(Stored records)
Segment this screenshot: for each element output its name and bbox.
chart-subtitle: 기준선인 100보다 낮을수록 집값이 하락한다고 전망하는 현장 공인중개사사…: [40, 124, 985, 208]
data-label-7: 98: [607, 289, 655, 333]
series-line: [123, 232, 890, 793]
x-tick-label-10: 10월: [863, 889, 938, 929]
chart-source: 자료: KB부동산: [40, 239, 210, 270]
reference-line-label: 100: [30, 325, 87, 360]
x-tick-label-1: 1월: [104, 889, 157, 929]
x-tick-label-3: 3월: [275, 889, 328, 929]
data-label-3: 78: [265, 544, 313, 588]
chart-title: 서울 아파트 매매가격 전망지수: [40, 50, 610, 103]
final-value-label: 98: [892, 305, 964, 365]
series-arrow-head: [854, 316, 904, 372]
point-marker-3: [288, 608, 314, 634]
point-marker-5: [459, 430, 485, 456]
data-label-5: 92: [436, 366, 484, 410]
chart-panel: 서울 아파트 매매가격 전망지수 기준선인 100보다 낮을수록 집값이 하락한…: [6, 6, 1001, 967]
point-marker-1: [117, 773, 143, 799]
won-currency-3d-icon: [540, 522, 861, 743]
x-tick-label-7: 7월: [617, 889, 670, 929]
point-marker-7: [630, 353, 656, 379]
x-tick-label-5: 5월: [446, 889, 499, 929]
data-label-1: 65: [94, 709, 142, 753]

◆ **Given instruction**:
Copy the entries word for word, from the very first line through the line containing "point-marker-3: [288, 608, 314, 634]".

◆ **Reply**:
Segment this screenshot: for each element output its name and bbox.
chart-subtitle: 기준선인 100보다 낮을수록 집값이 하락한다고 전망하는 현장 공인중개사사…: [40, 124, 985, 208]
data-label-7: 98: [607, 289, 655, 333]
series-line: [123, 232, 890, 793]
x-tick-label-10: 10월: [863, 889, 938, 929]
chart-source: 자료: KB부동산: [40, 239, 210, 270]
reference-line-label: 100: [30, 325, 87, 360]
x-tick-label-1: 1월: [104, 889, 157, 929]
x-tick-label-3: 3월: [275, 889, 328, 929]
data-label-3: 78: [265, 544, 313, 588]
chart-title: 서울 아파트 매매가격 전망지수: [40, 50, 610, 103]
final-value-label: 98: [892, 305, 964, 365]
series-arrow-head: [854, 316, 904, 372]
point-marker-3: [288, 608, 314, 634]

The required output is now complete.